= Short problem =
Take the entries below and print all of them exactly, please.

········

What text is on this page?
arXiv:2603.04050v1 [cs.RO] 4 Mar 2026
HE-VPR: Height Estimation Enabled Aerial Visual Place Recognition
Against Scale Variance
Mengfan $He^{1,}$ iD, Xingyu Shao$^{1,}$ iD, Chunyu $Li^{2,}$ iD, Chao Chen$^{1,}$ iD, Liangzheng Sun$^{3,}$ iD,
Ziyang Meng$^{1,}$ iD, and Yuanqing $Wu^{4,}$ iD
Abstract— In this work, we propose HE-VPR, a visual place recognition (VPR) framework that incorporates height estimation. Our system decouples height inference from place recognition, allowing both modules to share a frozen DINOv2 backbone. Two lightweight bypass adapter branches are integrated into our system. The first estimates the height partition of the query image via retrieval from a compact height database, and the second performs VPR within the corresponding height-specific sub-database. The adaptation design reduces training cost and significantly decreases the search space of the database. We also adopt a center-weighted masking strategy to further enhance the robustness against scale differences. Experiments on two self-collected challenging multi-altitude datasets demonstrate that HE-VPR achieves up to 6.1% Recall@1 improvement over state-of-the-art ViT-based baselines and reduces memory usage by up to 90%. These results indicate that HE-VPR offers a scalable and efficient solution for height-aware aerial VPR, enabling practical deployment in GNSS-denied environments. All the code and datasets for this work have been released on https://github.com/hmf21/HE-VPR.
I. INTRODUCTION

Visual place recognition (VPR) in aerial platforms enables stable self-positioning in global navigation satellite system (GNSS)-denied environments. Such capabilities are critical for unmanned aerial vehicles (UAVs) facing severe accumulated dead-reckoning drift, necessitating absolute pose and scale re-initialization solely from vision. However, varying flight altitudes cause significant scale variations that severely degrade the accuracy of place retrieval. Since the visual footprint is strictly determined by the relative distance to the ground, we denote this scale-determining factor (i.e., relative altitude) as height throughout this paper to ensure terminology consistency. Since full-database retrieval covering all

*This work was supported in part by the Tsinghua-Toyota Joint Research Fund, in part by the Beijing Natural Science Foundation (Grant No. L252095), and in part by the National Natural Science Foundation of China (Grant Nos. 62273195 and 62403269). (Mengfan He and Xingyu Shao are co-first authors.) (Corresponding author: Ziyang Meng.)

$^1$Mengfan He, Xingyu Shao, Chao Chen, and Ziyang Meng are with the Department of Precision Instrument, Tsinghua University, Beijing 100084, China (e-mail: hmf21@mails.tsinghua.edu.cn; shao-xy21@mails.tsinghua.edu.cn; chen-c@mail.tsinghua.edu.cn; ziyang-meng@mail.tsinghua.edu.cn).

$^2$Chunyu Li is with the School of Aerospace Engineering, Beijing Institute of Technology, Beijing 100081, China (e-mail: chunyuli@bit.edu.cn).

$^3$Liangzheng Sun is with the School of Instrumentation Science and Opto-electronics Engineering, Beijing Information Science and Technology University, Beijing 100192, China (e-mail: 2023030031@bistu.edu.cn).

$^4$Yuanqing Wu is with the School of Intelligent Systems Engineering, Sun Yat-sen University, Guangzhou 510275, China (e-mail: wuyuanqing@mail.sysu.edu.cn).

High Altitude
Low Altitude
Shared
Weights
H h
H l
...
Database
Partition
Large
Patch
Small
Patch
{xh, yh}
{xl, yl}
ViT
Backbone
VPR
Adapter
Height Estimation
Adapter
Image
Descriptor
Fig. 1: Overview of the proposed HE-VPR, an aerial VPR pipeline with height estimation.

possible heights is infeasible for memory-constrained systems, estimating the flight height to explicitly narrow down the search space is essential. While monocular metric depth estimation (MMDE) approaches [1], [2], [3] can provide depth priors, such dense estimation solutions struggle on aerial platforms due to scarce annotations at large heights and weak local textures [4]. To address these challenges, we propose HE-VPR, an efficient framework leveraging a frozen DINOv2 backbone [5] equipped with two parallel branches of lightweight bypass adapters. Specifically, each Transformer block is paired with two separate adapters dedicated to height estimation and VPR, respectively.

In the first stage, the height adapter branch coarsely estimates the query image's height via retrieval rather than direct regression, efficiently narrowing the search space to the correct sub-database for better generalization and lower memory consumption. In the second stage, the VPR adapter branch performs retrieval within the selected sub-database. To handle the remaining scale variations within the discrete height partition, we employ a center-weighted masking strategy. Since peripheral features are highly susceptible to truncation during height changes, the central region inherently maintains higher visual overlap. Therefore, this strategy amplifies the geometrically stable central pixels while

········

= Task answer =
What text is on this page?
arXiv:2603.04050v1 [cs.RO] 4 Mar 2026
HE-VPR: Height Estimation Enabled Aerial Visual Place Recognition
Against Scale Variance
Mengfan $He^{1,}$ iD, Xingyu Shao$^{1,}$ iD, Chunyu $Li^{2,}$ iD, Chao Chen$^{1,}$ iD, Liangzheng Sun$^{3,}$ iD,
Ziyang Meng$^{1,}$ iD, and Yuanqing $Wu^{4,}$ iD
Abstract— In this work, we propose HE-VPR, a visual place recognition (VPR) framework that incorporates height estimation. Our system decouples height inference from place recognition, allowing both modules to share a frozen DINOv2 backbone. Two lightweight bypass adapter branches are integrated into our system. The first estimates the height partition of the query image via retrieval from a compact height database, and the second performs VPR within the corresponding height-specific sub-database. The adaptation design reduces training cost and significantly decreases the search space of the database. We also adopt a center-weighted masking strategy to further enhance the robustness against scale differences. Experiments on two self-collected challenging multi-altitude datasets demonstrate that HE-VPR achieves up to 6.1% Recall@1 improvement over state-of-the-art ViT-based baselines and reduces memory usage by up to 90%. These results indicate that HE-VPR offers a scalable and efficient solution for height-aware aerial VPR, enabling practical deployment in GNSS-denied environments. All the code and datasets for this work have been released on https://github.com/hmf21/HE-VPR.
I. INTRODUCTION

Visual place recognition (VPR) in aerial platforms enables stable self-positioning in global navigation satellite system (GNSS)-denied environments. Such capabilities are critical for unmanned aerial vehicles (UAVs) facing severe accumulated dead-reckoning drift, necessitating absolute pose and scale re-initialization solely from vision. However, varying flight altitudes cause significant scale variations that severely degrade the accuracy of place retrieval. Since the visual footprint is strictly determined by the relative distance to the ground, we denote this scale-determining factor (i.e., relative altitude) as height throughout this paper to ensure terminology consistency. Since full-database retrieval covering all

*This work was supported in part by the Tsinghua-Toyota Joint Research Fund, in part by the Beijing Natural Science Foundation (Grant No. L252095), and in part by the National Natural Science Foundation of China (Grant Nos. 62273195 and 62403269). (Mengfan He and Xingyu Shao are co-first authors.) (Corresponding author: Ziyang Meng.)

$^1$Mengfan He, Xingyu Shao, Chao Chen, and Ziyang Meng are with the Department of Precision Instrument, Tsinghua University, Beijing 100084, China (e-mail: hmf21@mails.tsinghua.edu.cn; shao-xy21@mails.tsinghua.edu.cn; chen-c@mail.tsinghua.edu.cn; ziyang-meng@mail.tsinghua.edu.cn).

$^2$Chunyu Li is with the School of Aerospace Engineering, Beijing Institute of Technology, Beijing 100081, China (e-mail: chunyuli@bit.edu.cn).

$^3$Liangzheng Sun is with the School of Instrumentation Science and Opto-electronics Engineering, Beijing Information Science and Technology University, Beijing 100192, China (e-mail: 2023030031@bistu.edu.cn).

$^4$Yuanqing Wu is with the School of Intelligent Systems Engineering, Sun Yat-sen University, Guangzhou 510275, China (e-mail: wuyuanqing@mail.sysu.edu.cn).

High Altitude
Low Altitude
Shared
Weights
H h
H l
...
Database
Partition
Large
Patch
Small
Patch
{xh, yh}
{xl, yl}
ViT
Backbone
VPR
Adapter
Height Estimation
Adapter
Image
Descriptor
Fig. 1: Overview of the proposed HE-VPR, an aerial VPR pipeline with height estimation.

possible heights is infeasible for memory-constrained systems, estimating the flight height to explicitly narrow down the search space is essential. While monocular metric depth estimation (MMDE) approaches [1], [2], [3] can provide depth priors, such dense estimation solutions struggle on aerial platforms due to scarce annotations at large heights and weak local textures [4]. To address these challenges, we propose HE-VPR, an efficient framework leveraging a frozen DINOv2 backbone [5] equipped with two parallel branches of lightweight bypass adapters. Specifically, each Transformer block is paired with two separate adapters dedicated to height estimation and VPR, respectively.

In the first stage, the height adapter branch coarsely estimates the query image's height via retrieval rather than direct regression, efficiently narrowing the search space to the correct sub-database for better generalization and lower memory consumption. In the second stage, the VPR adapter branch performs retrieval within the selected sub-database. To handle the remaining scale variations within the discrete height partition, we employ a center-weighted masking strategy. Since peripheral features are highly susceptible to truncation during height changes, the central region inherently maintains higher visual overlap. Therefore, this strategy amplifies the geometrically stable central pixels while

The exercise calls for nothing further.